╔══

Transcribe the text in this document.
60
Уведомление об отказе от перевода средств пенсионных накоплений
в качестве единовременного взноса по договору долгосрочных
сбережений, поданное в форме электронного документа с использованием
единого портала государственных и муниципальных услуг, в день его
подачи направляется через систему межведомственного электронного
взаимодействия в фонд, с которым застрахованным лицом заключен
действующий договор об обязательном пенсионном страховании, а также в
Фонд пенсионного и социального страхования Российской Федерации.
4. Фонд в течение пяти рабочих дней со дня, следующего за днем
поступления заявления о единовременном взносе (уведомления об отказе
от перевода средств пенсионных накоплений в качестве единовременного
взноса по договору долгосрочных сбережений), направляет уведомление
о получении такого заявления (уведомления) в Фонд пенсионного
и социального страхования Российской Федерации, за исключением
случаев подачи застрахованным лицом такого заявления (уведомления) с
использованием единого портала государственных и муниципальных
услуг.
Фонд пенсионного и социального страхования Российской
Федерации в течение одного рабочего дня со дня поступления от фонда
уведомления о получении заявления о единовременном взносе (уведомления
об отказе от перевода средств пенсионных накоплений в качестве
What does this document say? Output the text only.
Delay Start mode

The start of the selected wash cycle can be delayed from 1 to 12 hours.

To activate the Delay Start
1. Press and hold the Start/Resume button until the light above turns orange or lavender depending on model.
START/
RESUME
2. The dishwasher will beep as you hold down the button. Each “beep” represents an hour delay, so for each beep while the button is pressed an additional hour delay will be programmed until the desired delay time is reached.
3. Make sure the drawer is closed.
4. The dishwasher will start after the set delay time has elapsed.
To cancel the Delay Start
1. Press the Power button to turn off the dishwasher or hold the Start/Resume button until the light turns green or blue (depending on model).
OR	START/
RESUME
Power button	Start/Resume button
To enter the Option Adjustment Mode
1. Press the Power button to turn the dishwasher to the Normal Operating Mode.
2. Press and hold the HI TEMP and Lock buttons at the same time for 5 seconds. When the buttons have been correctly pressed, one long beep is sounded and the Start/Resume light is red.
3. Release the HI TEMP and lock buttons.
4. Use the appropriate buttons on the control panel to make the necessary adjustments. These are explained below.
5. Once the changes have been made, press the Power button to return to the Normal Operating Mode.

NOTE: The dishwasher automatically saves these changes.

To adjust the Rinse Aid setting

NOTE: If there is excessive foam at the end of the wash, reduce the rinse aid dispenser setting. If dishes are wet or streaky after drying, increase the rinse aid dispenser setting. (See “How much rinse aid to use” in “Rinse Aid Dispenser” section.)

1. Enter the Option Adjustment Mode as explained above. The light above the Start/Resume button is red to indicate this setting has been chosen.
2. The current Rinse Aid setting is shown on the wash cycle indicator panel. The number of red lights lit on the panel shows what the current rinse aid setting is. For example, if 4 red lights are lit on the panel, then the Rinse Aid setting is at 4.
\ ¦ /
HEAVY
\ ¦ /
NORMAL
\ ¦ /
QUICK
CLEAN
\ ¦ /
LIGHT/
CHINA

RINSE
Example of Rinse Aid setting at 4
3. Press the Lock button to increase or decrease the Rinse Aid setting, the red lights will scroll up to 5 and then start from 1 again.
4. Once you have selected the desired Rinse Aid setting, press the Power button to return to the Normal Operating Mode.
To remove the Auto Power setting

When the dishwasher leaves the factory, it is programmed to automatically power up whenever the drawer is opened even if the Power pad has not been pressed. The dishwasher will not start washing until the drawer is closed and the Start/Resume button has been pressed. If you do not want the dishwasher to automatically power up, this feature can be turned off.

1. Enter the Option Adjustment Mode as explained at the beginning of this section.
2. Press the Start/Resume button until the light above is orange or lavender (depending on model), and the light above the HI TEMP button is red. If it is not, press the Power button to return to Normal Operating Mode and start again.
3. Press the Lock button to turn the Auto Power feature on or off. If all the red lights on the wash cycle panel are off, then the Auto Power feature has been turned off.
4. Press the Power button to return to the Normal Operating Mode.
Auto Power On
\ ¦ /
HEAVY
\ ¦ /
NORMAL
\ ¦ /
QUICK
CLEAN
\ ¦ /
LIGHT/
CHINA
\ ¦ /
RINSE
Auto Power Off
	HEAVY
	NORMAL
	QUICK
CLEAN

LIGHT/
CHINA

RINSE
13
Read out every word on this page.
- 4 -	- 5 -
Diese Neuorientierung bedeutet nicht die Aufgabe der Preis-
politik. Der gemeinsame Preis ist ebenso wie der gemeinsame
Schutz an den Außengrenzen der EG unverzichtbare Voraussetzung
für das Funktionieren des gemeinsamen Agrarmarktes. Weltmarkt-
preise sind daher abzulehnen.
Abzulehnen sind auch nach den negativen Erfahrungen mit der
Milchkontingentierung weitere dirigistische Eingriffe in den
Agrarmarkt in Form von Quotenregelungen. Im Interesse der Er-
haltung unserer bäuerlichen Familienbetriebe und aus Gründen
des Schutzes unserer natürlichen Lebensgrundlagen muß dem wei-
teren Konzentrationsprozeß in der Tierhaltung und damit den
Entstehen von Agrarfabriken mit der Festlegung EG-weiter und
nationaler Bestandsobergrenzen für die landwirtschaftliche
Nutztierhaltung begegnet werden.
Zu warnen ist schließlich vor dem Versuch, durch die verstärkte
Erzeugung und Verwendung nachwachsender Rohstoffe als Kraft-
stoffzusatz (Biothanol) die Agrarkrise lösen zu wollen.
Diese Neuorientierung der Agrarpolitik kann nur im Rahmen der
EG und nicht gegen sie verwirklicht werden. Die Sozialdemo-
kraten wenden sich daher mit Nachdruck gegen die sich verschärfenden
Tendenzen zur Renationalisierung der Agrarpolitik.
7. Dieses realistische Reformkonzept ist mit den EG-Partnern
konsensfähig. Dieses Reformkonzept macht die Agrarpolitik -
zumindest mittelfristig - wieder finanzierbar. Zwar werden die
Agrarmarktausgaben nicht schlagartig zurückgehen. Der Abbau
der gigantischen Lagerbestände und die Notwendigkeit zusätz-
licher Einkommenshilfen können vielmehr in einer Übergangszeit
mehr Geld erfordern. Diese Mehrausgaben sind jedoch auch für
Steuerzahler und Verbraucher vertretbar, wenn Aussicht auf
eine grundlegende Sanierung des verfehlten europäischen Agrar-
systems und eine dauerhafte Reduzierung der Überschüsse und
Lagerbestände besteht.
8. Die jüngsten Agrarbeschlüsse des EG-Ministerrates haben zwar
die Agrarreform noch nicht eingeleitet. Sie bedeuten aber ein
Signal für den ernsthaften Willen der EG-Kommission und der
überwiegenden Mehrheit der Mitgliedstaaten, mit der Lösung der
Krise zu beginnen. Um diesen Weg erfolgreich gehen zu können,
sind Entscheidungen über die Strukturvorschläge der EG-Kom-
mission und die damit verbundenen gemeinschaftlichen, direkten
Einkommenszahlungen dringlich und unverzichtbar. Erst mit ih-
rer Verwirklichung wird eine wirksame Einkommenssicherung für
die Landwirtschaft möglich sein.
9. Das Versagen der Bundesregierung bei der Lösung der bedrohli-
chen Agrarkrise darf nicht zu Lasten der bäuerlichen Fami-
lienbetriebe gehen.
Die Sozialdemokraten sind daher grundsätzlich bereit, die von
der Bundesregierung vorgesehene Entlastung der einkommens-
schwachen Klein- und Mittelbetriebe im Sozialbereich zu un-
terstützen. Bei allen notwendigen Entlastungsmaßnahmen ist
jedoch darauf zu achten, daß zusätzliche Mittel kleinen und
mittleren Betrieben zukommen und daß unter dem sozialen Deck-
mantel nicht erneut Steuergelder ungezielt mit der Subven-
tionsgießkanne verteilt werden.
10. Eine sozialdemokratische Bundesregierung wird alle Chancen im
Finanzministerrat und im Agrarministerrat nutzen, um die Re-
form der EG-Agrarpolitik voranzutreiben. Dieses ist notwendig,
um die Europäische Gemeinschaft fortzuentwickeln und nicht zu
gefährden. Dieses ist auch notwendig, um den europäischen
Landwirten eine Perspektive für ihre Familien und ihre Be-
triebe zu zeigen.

╚══

● **TASK PROMPT**: Each line that holds the string "пенсионного" counts once; give the total and nothing else.

● **RESPONSE TO THIS TASK**: 3